[The records start]

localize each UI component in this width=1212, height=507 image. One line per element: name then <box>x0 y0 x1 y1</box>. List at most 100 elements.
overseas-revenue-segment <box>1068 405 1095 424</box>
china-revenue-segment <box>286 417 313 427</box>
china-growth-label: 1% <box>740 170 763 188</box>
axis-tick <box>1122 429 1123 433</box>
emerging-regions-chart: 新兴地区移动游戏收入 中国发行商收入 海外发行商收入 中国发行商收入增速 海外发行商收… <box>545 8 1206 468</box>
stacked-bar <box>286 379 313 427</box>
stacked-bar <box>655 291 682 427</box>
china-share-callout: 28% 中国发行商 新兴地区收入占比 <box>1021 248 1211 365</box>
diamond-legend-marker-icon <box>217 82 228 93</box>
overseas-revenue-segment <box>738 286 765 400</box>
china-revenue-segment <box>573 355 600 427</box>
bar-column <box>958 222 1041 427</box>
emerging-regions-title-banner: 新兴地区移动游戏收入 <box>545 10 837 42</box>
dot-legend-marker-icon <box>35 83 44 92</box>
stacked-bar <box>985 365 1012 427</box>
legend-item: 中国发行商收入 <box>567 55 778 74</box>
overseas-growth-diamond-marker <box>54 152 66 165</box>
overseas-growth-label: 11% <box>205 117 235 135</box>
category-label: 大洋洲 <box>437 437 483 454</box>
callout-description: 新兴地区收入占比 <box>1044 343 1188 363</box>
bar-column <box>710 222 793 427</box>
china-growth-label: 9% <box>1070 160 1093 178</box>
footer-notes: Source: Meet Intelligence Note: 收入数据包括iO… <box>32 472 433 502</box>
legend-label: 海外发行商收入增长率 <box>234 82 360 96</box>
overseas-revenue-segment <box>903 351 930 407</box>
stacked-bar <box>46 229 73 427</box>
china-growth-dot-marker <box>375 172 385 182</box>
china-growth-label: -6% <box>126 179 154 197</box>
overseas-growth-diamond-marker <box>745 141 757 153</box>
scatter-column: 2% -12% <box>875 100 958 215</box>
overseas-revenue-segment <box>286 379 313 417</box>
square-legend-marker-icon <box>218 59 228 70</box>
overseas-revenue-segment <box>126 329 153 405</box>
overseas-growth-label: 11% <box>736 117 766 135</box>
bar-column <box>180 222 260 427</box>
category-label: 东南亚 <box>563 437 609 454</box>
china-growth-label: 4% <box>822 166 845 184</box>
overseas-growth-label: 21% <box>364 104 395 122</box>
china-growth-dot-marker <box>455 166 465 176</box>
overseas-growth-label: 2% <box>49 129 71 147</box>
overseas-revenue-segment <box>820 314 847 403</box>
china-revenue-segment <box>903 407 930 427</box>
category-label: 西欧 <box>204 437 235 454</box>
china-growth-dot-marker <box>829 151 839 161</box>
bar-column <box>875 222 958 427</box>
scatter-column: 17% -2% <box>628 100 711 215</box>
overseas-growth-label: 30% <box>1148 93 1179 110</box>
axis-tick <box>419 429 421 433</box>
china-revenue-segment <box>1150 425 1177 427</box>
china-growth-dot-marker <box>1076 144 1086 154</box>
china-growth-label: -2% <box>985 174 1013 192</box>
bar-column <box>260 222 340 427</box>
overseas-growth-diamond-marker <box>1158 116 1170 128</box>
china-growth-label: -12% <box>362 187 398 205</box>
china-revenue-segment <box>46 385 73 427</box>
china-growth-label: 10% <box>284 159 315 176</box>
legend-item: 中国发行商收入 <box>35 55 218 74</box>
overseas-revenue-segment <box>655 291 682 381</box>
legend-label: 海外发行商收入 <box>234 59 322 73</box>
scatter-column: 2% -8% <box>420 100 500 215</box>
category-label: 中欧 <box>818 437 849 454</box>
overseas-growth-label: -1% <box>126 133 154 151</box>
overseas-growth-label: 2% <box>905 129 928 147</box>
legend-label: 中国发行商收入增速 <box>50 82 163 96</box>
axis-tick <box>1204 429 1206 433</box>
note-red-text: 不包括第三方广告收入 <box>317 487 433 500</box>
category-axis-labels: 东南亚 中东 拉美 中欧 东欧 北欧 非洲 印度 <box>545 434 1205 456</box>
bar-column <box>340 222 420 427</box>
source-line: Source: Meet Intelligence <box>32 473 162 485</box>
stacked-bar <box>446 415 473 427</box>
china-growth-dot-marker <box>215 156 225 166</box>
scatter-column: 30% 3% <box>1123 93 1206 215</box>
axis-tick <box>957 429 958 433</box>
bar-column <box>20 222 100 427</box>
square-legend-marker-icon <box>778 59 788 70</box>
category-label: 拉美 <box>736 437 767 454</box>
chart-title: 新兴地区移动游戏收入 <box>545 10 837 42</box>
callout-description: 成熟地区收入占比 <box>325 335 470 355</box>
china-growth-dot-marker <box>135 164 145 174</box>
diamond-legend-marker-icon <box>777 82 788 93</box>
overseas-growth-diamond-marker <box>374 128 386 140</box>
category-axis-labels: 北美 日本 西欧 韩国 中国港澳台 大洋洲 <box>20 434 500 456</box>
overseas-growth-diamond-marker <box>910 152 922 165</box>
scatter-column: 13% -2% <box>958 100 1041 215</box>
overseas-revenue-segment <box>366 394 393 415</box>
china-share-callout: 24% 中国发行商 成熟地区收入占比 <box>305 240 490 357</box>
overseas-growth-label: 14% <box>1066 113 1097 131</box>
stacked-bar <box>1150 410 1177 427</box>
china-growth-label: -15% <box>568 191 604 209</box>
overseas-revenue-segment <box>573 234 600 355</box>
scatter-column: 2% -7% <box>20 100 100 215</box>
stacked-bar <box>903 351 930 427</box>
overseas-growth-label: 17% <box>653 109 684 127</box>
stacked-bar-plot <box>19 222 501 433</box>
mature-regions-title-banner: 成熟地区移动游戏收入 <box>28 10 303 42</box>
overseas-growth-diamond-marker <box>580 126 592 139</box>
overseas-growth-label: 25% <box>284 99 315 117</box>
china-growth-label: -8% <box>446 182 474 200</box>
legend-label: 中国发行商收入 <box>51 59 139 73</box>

[The records end]

Convert all the rows above into a JSON list of strings, one string per row, leaving out any blank rows.

[
  "localize each UI component in this width=1212, height=507 image. One line per element: name then <box>x0 y0 x1 y1</box>. List at most 100 elements.",
  "overseas-revenue-segment <box>1068 405 1095 424</box>",
  "china-revenue-segment <box>286 417 313 427</box>",
  "china-growth-label: 1% <box>740 170 763 188</box>",
  "axis-tick <box>1122 429 1123 433</box>",
  "emerging-regions-chart: 新兴地区移动游戏收入 中国发行商收入 海外发行商收入 中国发行商收入增速 海外发行商收… <box>545 8 1206 468</box>",
  "stacked-bar <box>286 379 313 427</box>",
  "stacked-bar <box>655 291 682 427</box>",
  "china-share-callout: 28% 中国发行商 新兴地区收入占比 <box>1021 248 1211 365</box>",
  "diamond-legend-marker-icon <box>217 82 228 93</box>",
  "overseas-revenue-segment <box>738 286 765 400</box>",
  "china-revenue-segment <box>573 355 600 427</box>",
  "bar-column <box>958 222 1041 427</box>",
  "emerging-regions-title-banner: 新兴地区移动游戏收入 <box>545 10 837 42</box>",
  "dot-legend-marker-icon <box>35 83 44 92</box>",
  "stacked-bar <box>985 365 1012 427</box>",
  "legend-item: 中国发行商收入 <box>567 55 778 74</box>",
  "overseas-growth-diamond-marker <box>54 152 66 165</box>",
  "overseas-growth-label: 11% <box>205 117 235 135</box>",
  "category-label: 大洋洲 <box>437 437 483 454</box>",
  "callout-description: 新兴地区收入占比 <box>1044 343 1188 363</box>",
  "bar-column <box>710 222 793 427</box>",
  "china-growth-label: 9% <box>1070 160 1093 178</box>",
  "footer-notes: Source: Meet Intelligence Note: 收入数据包括iO… <box>32 472 433 502</box>",
  "legend-label: 海外发行商收入增长率 <box>234 82 360 96</box>",
  "overseas-revenue-segment <box>903 351 930 407</box>",
  "stacked-bar <box>46 229 73 427</box>",
  "china-growth-dot-marker <box>375 172 385 182</box>",
  "china-growth-label: -6% <box>126 179 154 197</box>",
  "overseas-growth-diamond-marker <box>745 141 757 153</box>",
  "scatter-column: 2% -12% <box>875 100 958 215</box>",
  "overseas-revenue-segment <box>286 379 313 417</box>",
  "square-legend-marker-icon <box>218 59 228 70</box>",
  "overseas-revenue-segment <box>126 329 153 405</box>",
  "overseas-growth-label: 11% <box>736 117 766 135</box>",
  "bar-column <box>180 222 260 427</box>",
  "category-label: 东南亚 <box>563 437 609 454</box>",
  "china-growth-label: 4% <box>822 166 845 184</box>",
  "overseas-growth-label: 21% <box>364 104 395 122</box>",
  "china-growth-dot-marker <box>455 166 465 176</box>",
  "overseas-growth-label: 2% <box>49 129 71 147</box>",
  "overseas-revenue-segment <box>820 314 847 403</box>",
  "china-revenue-segment <box>903 407 930 427</box>",
  "category-label: 西欧 <box>204 437 235 454</box>",
  "china-growth-dot-marker <box>829 151 839 161</box>",
  "bar-column <box>875 222 958 427</box>",
  "scatter-column: 17% -2% <box>628 100 711 215</box>",
  "overseas-growth-label: 30% <box>1148 93 1179 110</box>",
  "axis-tick <box>419 429 421 433</box>",
  "china-revenue-segment <box>1150 425 1177 427</box>",
  "china-growth-dot-marker <box>1076 144 1086 154</box>",
  "china-growth-label: -2% <box>985 174 1013 192</box>",
  "bar-column <box>260 222 340 427</box>",
  "overseas-growth-diamond-marker <box>1158 116 1170 128</box>",
  "china-growth-label: -12% <box>362 187 398 205</box>",
  "china-revenue-segment <box>46 385 73 427</box>",
  "china-growth-label: 10% <box>284 159 315 176</box>",
  "legend-item: 中国发行商收入 <box>35 55 218 74</box>",
  "overseas-revenue-segment <box>655 291 682 381</box>",
  "legend-label: 海外发行商收入 <box>234 59 322 73</box>",
  "scatter-column: 2% -8% <box>420 100 500 215</box>",
  "category-label: 中欧 <box>818 437 849 454</box>",
  "overseas-growth-label: -1% <box>126 133 154 151</box>",
  "overseas-growth-label: 2% <box>905 129 928 147</box>",
  "legend-label: 中国发行商收入增速 <box>50 82 163 96</box>",
  "axis-tick <box>1204 429 1206 433</box>",
  "note-red-text: 不包括第三方广告收入 <box>317 487 433 500</box>",
  "category-axis-labels: 东南亚 中东 拉美 中欧 东欧 北欧 非洲 印度 <box>545 434 1205 456</box>",
  "bar-column <box>340 222 420 427</box>",
  "source-line: Source: Meet Intelligence <box>32 473 162 485</box>",
  "stacked-bar <box>446 415 473 427</box>",
  "china-growth-dot-marker <box>215 156 225 166</box>",
  "scatter-column: 30% 3% <box>1123 93 1206 215</box>",
  "axis-tick <box>957 429 958 433</box>",
  "bar-column <box>20 222 100 427</box>",
  "square-legend-marker-icon <box>778 59 788 70</box>",
  "category-label: 拉美 <box>736 437 767 454</box>",
  "chart-title: 新兴地区移动游戏收入 <box>545 10 837 42</box>",
  "callout-description: 成熟地区收入占比 <box>325 335 470 355</box>",
  "china-growth-dot-marker <box>135 164 145 174</box>",
  "diamond-legend-marker-icon <box>777 82 788 93</box>",
  "overseas-growth-diamond-marker <box>374 128 386 140</box>",
  "category-axis-labels: 北美 日本 西欧 韩国 中国港澳台 大洋洲 <box>20 434 500 456</box>",
  "overseas-growth-diamond-marker <box>910 152 922 165</box>",
  "scatter-column: 13% -2% <box>958 100 1041 215</box>",
  "overseas-revenue-segment <box>366 394 393 415</box>",
  "china-share-callout: 24% 中国发行商 成熟地区收入占比 <box>305 240 490 357</box>",
  "overseas-growth-label: 14% <box>1066 113 1097 131</box>",
  "stacked-bar <box>1150 410 1177 427</box>",
  "china-growth-label: -15% <box>568 191 604 209</box>",
  "overseas-revenue-segment <box>573 234 600 355</box>",
  "scatter-column: 2% -7% <box>20 100 100 215</box>",
  "stacked-bar <box>903 351 930 427</box>",
  "overseas-growth-label: 17% <box>653 109 684 127</box>",
  "stacked-bar-plot <box>19 222 501 433</box>",
  "mature-regions-title-banner: 成熟地区移动游戏收入 <box>28 10 303 42</box>",
  "overseas-growth-diamond-marker <box>580 126 592 139</box>",
  "overseas-growth-label: 25% <box>284 99 315 117</box>",
  "china-growth-label: -8% <box>446 182 474 200</box>",
  "legend-label: 中国发行商收入 <box>51 59 139 73</box>"
]